Find all the lines with "über" and gather them.
--- start Extracted records ---
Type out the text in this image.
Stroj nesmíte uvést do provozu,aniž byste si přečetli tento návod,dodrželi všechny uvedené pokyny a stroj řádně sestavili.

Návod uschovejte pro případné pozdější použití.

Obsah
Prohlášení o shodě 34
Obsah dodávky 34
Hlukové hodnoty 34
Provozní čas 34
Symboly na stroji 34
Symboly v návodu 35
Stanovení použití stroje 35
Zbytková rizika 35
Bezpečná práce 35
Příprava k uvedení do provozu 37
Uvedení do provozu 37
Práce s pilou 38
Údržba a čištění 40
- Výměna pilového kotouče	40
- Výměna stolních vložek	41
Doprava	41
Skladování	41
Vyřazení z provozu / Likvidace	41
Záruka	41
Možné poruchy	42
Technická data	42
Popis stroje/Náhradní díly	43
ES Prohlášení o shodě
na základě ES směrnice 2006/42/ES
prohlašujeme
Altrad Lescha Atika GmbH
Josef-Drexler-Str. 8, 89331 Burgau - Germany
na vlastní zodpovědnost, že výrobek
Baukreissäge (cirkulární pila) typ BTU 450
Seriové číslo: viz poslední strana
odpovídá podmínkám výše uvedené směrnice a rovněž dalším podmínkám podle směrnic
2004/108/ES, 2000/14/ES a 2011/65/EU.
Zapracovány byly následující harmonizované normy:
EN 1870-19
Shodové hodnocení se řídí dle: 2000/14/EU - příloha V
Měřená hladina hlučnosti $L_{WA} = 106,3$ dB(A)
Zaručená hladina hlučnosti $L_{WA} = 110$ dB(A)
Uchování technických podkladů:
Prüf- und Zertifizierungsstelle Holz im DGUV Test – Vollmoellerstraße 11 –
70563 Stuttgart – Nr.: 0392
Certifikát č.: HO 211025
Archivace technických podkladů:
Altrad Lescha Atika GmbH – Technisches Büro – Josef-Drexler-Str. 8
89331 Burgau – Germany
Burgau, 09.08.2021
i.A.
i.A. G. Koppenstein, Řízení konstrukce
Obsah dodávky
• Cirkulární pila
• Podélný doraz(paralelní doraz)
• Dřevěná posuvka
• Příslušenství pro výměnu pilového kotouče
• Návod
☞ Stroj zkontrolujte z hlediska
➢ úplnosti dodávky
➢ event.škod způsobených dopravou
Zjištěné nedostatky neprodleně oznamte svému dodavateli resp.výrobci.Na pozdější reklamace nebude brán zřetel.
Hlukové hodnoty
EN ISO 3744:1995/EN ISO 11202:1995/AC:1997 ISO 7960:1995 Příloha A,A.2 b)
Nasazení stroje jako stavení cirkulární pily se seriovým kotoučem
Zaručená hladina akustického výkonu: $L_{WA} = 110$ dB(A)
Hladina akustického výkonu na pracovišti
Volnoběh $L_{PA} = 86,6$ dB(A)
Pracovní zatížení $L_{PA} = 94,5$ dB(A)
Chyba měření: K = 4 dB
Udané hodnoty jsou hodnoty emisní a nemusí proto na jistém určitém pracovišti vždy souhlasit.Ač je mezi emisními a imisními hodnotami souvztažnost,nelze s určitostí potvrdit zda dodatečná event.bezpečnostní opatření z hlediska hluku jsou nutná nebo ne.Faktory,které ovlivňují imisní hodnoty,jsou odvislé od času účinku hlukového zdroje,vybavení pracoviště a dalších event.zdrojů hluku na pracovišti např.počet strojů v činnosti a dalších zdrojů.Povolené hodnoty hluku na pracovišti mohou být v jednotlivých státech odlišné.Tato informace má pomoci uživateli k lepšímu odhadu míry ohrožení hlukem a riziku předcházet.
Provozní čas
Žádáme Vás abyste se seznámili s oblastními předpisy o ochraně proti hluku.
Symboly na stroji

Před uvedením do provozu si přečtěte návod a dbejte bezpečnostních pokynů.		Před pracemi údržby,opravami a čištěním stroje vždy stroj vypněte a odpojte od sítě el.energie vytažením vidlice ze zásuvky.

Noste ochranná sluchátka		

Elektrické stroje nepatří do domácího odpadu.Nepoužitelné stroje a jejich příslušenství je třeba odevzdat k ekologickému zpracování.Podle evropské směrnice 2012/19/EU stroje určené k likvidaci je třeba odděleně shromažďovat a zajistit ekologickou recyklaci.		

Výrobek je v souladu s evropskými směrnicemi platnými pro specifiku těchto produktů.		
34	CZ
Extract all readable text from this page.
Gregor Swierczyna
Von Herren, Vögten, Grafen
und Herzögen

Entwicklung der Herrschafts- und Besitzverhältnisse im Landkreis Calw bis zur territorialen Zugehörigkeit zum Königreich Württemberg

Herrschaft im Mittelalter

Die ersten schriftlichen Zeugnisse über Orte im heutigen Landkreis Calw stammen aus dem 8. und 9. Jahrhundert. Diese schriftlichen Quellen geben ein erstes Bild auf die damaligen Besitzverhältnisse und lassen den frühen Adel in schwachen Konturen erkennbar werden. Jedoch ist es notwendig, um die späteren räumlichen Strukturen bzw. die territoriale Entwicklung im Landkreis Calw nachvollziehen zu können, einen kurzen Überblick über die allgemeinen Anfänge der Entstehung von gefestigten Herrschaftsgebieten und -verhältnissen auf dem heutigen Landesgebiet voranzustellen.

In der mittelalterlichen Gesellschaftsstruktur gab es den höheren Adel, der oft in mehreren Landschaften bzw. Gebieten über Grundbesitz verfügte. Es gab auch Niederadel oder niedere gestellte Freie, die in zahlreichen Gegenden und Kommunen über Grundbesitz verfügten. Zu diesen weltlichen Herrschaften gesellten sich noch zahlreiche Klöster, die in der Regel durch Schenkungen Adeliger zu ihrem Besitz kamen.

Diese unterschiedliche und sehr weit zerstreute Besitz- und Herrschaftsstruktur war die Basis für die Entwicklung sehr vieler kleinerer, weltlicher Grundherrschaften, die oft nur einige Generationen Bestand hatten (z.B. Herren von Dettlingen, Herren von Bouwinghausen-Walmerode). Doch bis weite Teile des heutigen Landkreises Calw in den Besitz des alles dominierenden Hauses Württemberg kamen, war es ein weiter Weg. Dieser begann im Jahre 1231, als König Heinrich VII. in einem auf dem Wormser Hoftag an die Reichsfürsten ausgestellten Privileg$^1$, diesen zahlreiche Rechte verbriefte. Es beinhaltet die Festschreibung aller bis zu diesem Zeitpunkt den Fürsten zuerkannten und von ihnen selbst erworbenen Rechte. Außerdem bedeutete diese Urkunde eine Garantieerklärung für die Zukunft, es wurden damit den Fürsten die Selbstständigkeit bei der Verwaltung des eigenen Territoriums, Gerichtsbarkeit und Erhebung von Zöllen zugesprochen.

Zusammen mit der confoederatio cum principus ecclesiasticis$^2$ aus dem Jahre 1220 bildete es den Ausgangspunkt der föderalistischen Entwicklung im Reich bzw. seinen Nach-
--- end Extracted records ---
The response:
Die ersten schriftlichen Zeugnisse über Orte im heutigen Landkreis Calw stammen aus dem 8. und 9. Jahrhundert. Diese schriftlichen Quellen geben ein erstes Bild auf die damaligen Besitzverhältnisse und lassen den frühen Adel in schwachen Konturen erkennbar werden. Jedoch ist es notwendig, um die späteren räumlichen Strukturen bzw. die territoriale Entwicklung im Landkreis Calw nachvollziehen zu können, einen kurzen Überblick über die allgemeinen Anfänge der Entstehung von gefestigten Herrschaftsgebieten und -verhältnissen auf dem heutigen Landesgebiet voranzustellen.
In der mittelalterlichen Gesellschaftsstruktur gab es den höheren Adel, der oft in mehreren Landschaften bzw. Gebieten über Grundbesitz verfügte. Es gab auch Niederadel oder niedere gestellte Freie, die in zahlreichen Gegenden und Kommunen über Grundbesitz verfügten. Zu diesen weltlichen Herrschaften gesellten sich noch zahlreiche Klöster, die in der Regel durch Schenkungen Adeliger zu ihrem Besitz kamen.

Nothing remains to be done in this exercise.